◆ Written request: Identify all lines of the data containing the string "heading" and copy them.

● ● ●

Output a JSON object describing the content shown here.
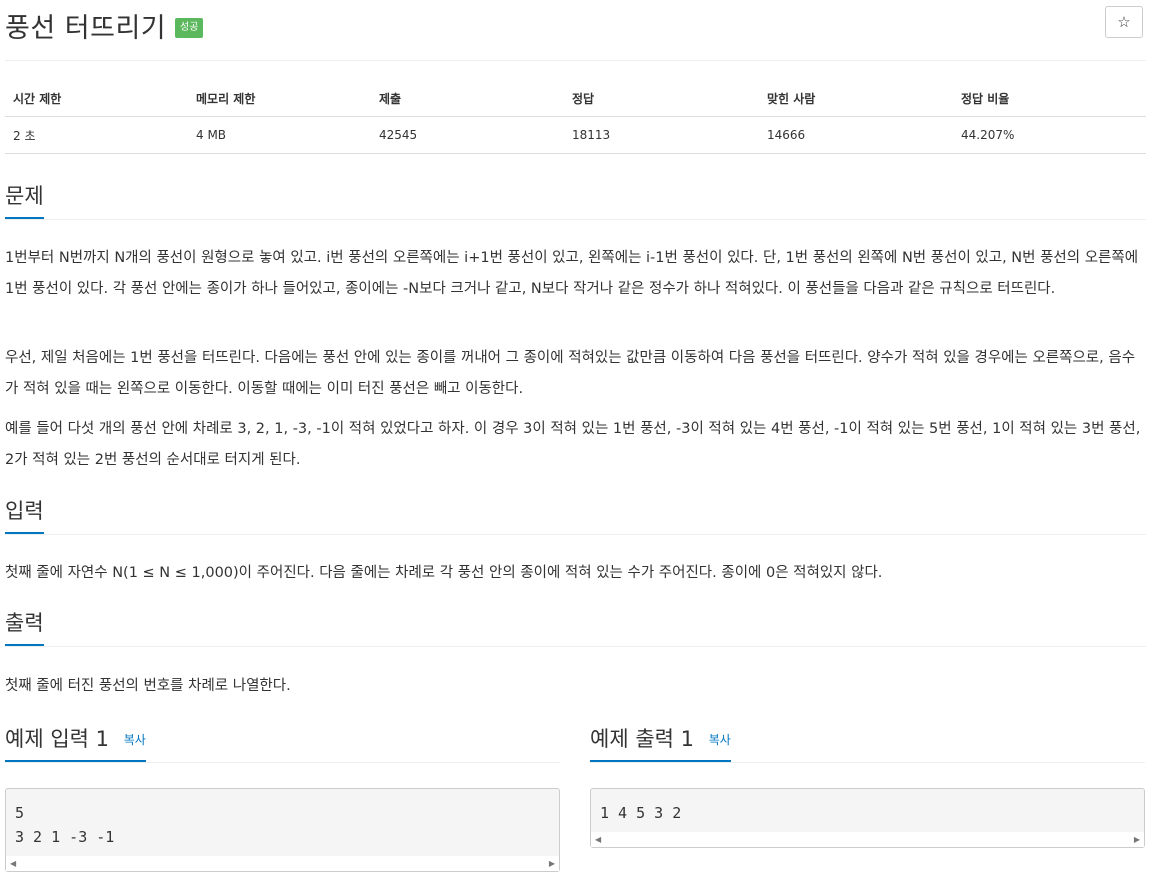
{
  "header": {
    "title": "풍선 터뜨리기",
    "badge": "성공",
    "star_icon": "☆"
  },
  "info": {
    "headers": [
      "시간 제한",
      "메모리 제한",
      "제출",
      "정답",
      "맞힌 사람",
      "정답 비율"
    ],
    "values": [
      "2 초",
      "4 MB",
      "42545",
      "18113",
      "14666",
      "44.207%"
    ]
  },
  "problem": {
    "heading": "문제",
    "paragraphs": [
      "1번부터 N번까지 N개의 풍선이 원형으로 놓여 있고. i번 풍선의 오른쪽에는 i+1번 풍선이 있고, 왼쪽에는 i-1번 풍선이 있다. 단, 1번 풍선의 왼쪽에 N번 풍선이 있고, N번 풍선의 오른쪽에 1번 풍선이 있다. 각 풍선 안에는 종이가 하나 들어있고, 종이에는 -N보다 크거나 같고, N보다 작거나 같은 정수가 하나 적혀있다. 이 풍선들을 다음과 같은 규칙으로 터뜨린다.",
      "우선, 제일 처음에는 1번 풍선을 터뜨린다. 다음에는 풍선 안에 있는 종이를 꺼내어 그 종이에 적혀있는 값만큼 이동하여 다음 풍선을 터뜨린다. 양수가 적혀 있을 경우에는 오른쪽으로, 음수가 적혀 있을 때는 왼쪽으로 이동한다. 이동할 때에는 이미 터진 풍선은 빼고 이동한다.",
      "예를 들어 다섯 개의 풍선 안에 차례로 3, 2, 1, -3, -1이 적혀 있었다고 하자. 이 경우 3이 적혀 있는 1번 풍선, -3이 적혀 있는 4번 풍선, -1이 적혀 있는 5번 풍선, 1이 적혀 있는 3번 풍선, 2가 적혀 있는 2번 풍선의 순서대로 터지게 된다."
    ]
  },
  "input": {
    "heading": "입력",
    "text": "첫째 줄에 자연수 N(1 ≤ N ≤ 1,000)이 주어진다. 다음 줄에는 차례로 각 풍선 안의 종이에 적혀 있는 수가 주어진다. 종이에 0은 적혀있지 않다."
  },
  "output": {
    "heading": "출력",
    "text": "첫째 줄에 터진 풍선의 번호를 차례로 나열한다."
  },
  "sample_input": {
    "heading": "예제 입력 1",
    "copy_label": "복사",
    "content": "5\n3 2 1 -3 -1"
  },
  "sample_output": {
    "heading": "예제 출력 1",
    "copy_label": "복사",
    "content": "1 4 5 3 2"
  },
  "scroll": {
    "left_arrow": "◀",
    "right_arrow": "▶"
  }
}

● ● ●

◆ Response:
    "heading": "문제",
    "heading": "입력",
    "heading": "출력",
    "heading": "예제 입력 1",
    "heading": "예제 출력 1",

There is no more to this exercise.